** Start LISTED ENTRIES **
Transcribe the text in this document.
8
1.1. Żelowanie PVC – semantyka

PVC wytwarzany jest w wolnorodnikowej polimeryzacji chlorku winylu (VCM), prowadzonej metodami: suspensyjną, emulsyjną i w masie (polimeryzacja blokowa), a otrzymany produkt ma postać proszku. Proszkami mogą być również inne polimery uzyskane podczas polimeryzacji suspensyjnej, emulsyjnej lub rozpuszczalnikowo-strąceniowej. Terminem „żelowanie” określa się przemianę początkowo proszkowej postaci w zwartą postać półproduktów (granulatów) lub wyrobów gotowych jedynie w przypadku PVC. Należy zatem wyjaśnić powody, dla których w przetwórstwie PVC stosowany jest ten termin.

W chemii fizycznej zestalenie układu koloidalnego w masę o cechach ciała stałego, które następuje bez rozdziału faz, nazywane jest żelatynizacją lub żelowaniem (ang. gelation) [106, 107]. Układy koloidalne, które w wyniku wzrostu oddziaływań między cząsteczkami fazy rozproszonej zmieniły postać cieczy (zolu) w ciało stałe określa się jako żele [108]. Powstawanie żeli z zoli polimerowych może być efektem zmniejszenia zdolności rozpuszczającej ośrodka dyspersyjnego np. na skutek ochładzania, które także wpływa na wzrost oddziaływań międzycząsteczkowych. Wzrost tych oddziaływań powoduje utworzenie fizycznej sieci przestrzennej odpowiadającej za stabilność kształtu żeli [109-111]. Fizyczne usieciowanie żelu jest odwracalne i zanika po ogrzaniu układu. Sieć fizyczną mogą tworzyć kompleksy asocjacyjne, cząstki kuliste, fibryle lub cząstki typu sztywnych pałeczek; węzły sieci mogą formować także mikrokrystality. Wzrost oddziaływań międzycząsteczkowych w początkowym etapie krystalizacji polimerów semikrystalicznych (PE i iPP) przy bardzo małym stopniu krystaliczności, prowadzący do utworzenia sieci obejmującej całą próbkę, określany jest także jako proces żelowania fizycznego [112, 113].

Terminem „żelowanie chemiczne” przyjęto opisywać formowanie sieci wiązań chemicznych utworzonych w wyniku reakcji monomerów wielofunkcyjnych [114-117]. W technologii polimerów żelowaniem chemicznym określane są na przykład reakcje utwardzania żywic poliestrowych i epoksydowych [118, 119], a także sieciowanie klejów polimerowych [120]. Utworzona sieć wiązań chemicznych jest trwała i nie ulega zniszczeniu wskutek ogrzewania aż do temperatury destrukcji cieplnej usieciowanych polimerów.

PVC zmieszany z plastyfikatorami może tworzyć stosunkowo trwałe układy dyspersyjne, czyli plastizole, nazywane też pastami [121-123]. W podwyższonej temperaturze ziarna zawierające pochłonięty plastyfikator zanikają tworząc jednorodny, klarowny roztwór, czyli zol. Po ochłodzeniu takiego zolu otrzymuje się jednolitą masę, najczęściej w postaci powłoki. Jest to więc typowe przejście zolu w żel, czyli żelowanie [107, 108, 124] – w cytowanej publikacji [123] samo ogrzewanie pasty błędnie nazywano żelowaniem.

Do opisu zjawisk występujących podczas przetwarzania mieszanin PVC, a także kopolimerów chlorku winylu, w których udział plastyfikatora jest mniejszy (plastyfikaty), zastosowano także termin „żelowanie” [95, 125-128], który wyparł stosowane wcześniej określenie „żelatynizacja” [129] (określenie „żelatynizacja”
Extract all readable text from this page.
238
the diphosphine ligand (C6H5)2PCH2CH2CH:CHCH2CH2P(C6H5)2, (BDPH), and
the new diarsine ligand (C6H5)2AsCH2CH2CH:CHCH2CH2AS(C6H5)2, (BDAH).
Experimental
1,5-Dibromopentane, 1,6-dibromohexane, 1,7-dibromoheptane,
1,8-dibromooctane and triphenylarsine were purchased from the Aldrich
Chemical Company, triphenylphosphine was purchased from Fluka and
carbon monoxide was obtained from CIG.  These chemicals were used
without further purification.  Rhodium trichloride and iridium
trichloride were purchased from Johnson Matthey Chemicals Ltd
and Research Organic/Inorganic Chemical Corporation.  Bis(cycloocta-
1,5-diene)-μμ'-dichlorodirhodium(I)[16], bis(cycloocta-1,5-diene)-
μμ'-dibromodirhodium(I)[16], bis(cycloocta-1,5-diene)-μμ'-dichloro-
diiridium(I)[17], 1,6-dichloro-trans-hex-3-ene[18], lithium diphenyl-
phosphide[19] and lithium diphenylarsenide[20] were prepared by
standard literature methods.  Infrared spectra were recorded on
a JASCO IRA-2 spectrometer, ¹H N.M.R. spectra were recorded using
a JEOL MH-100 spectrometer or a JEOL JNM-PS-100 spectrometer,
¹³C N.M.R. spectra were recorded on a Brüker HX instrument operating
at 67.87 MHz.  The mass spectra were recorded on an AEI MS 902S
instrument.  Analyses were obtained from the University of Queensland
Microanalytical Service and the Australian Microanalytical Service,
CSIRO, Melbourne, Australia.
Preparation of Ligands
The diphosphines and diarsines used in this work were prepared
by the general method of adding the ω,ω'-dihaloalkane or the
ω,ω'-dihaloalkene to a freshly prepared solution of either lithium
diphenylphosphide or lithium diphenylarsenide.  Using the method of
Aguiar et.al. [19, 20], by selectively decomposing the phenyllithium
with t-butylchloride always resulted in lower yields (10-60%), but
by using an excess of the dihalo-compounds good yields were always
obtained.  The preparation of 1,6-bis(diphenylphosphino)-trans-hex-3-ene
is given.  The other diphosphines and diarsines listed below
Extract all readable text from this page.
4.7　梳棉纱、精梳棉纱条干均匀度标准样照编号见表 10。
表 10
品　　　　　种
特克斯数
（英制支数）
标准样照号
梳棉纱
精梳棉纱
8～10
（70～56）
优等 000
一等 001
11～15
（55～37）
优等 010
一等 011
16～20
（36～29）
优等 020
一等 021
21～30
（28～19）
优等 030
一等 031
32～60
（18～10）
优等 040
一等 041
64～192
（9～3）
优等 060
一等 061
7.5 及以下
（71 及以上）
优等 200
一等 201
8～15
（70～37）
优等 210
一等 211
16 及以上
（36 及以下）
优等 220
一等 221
** End LISTED ENTRIES **
WHAT TO PRODUCE: Copy all lines of the listing above that contain the string "used".

RESPONSE TO THE EXERCISE:
carbon monoxide was obtained from CIG.  These chemicals were used
The diphosphines and diarsines used in this work were prepared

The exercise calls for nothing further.